** OBJECTIVE **
Check every line of the entries below for the word "古代的君子", and copy the ones that have it.

Items from a dataset
● ● ● ●

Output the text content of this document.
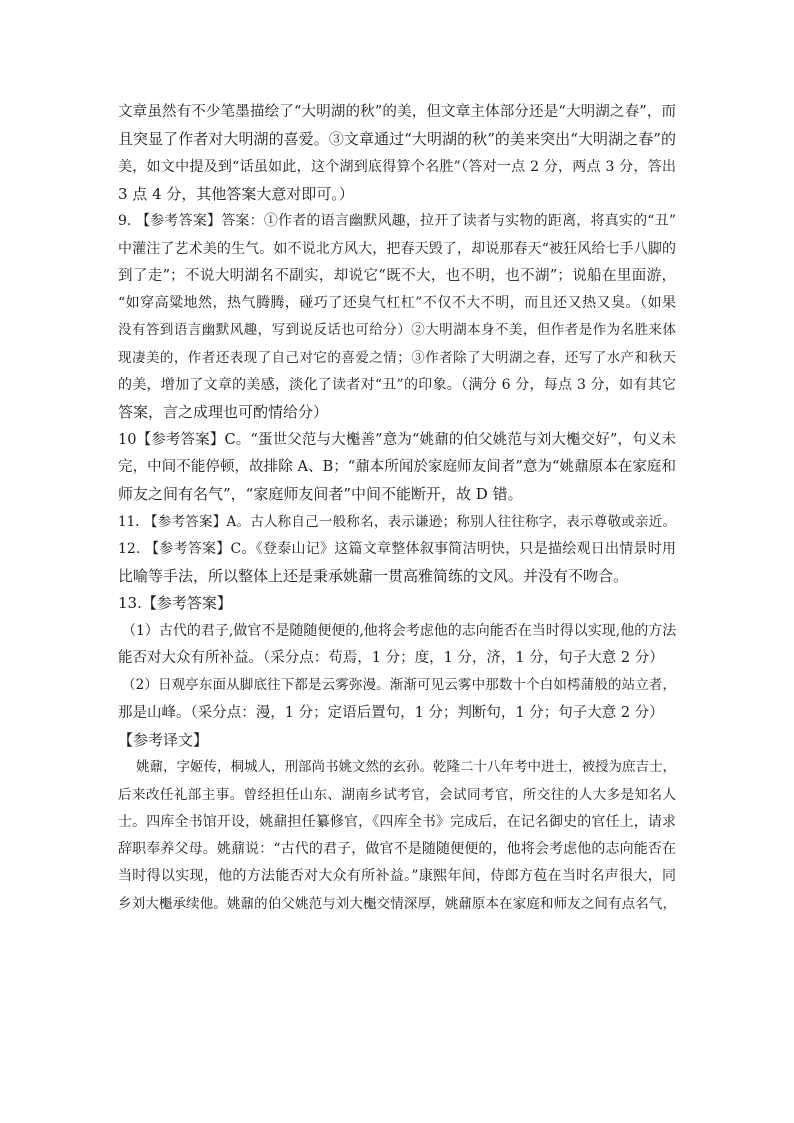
文章虽然有不少笔墨描绘了“大明湖的秋”的美，但文章主体部分还是“大明湖之春”，而
且突显了作者对大明湖的喜爱。③文章通过“大明湖的秋”的美来突出“大明湖之春”的
美，如文中提及到“话虽如此，这个湖到底得算个名胜”（答对一点 2 分，两点 3 分，答出
3 点 4 分，其他答案大意对即可。）
9. 【参考答案】答案：①作者的语言幽默风趣，拉开了读者与实物的距离，将真实的“丑”
中灌注了艺术美的生气。如不说北方风大，把春天毁了，却说那春天“被狂风给七手八脚的
到了走”；不说大明湖名不副实，却说它“既不大，也不明，也不湖”；说船在里面游，
“如穿高粱地然，热气腾腾，碰巧了还臭气杠杠”不仅不大不明，而且还又热又臭。（如果
没有答到语言幽默风趣，写到说反话也可给分）②大明湖本身不美，但作者是作为名胜来体
现凄美的，作者还表现了自己对它的喜爱之情；③作者除了大明湖之春，还写了水产和秋天
的美，增加了文章的美感，淡化了读者对“丑”的印象。（满分 6 分，每点 3 分，如有其它
答案，言之成理也可酌情给分）
10【参考答案】C。“蛋世父范与大櫆善”意为“姚鼐的伯父姚范与刘大櫆交好”，句义未
完，中间不能停顿，故排除 A、B；“鼐本所闻於家庭师友间者”意为“姚鼐原本在家庭和
师友之间有名气”，“家庭师友间者”中间不能断开，故 D 错。
11. 【参考答案】A。古人称自己一般称名，表示谦逊；称别人往往称字，表示尊敬或亲近。
12. 【参考答案】C。《登泰山记》这篇文章整体叙事简洁明快，只是描绘观日出情景时用
比喻等手法，所以整体上还是秉承姚鼐一贯高雅简练的文风。并没有不吻合。
13.【参考答案】
（1）古代的君子,做官不是随随便便的,他将会考虑他的志向能否在当时得以实现,他的方法
能否对大众有所补益。（采分点：苟焉，1 分；度，1 分，济，1 分，句子大意 2 分）
（2）日观亭东面从脚底往下都是云雾弥漫。渐渐可见云雾中那数十个白如樗蒲般的站立者，
那是山峰。（采分点：漫，1 分；定语后置句，1 分；判断句，1 分；句子大意 2 分）
【参考译文】
姚鼐，字姬传，桐城人，刑部尚书姚文然的玄孙。乾隆二十八年考中进士，被授为庶吉士，
后来改任礼部主事。曾经担任山东、湖南乡试考官，会试同考官，所交往的人大多是知名人
士。四库全书馆开设，姚鼐担任纂修官，《四库全书》完成后，在记名御史的官任上，请求
辞职奉养父母。姚鼐说：“古代的君子，做官不是随随便便的，他将会考虑他的志向能否在
当时得以实现，他的方法能否对大众有所补益。”康熙年间，侍郎方苞在当时名声很大，同
乡刘大櫆承续他。姚鼐的伯父姚范与刘大櫆交情深厚，姚鼐原本在家庭和师友之间有点名气，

● ● ● ●

** ANSWER TO THE PROBLEM **
（1）古代的君子,做官不是随随便便的,他将会考虑他的志向能否在当时得以实现,他的方法
辞职奉养父母。姚鼐说：“古代的君子，做官不是随随便便的，他将会考虑他的志向能否在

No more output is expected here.